[Raw records start]

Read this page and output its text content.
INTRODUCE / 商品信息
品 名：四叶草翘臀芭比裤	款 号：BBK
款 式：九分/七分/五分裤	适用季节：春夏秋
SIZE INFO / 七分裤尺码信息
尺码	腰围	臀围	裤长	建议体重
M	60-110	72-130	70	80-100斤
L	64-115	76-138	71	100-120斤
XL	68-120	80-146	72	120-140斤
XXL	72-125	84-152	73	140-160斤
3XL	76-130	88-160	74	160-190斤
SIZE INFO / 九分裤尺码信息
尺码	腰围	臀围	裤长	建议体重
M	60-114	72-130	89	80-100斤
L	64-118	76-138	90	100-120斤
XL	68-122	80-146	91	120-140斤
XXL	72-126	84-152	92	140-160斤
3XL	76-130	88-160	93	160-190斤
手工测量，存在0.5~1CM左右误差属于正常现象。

[Raw records end]

Give back the whole listing exactly as it reads.

__Final result__
Read this page and output its text content.
INTRODUCE / 商品信息
品 名：四叶草翘臀芭比裤	款 号：BBK
款 式：九分/七分/五分裤	适用季节：春夏秋
SIZE INFO / 七分裤尺码信息
尺码	腰围	臀围	裤长	建议体重
M	60-110	72-130	70	80-100斤
L	64-115	76-138	71	100-120斤
XL	68-120	80-146	72	120-140斤
XXL	72-125	84-152	73	140-160斤
3XL	76-130	88-160	74	160-190斤
SIZE INFO / 九分裤尺码信息
尺码	腰围	臀围	裤长	建议体重
M	60-114	72-130	89	80-100斤
L	64-118	76-138	90	100-120斤
XL	68-122	80-146	91	120-140斤
XXL	72-126	84-152	92	140-160斤
3XL	76-130	88-160	93	160-190斤
手工测量，存在0.5~1CM左右误差属于正常现象。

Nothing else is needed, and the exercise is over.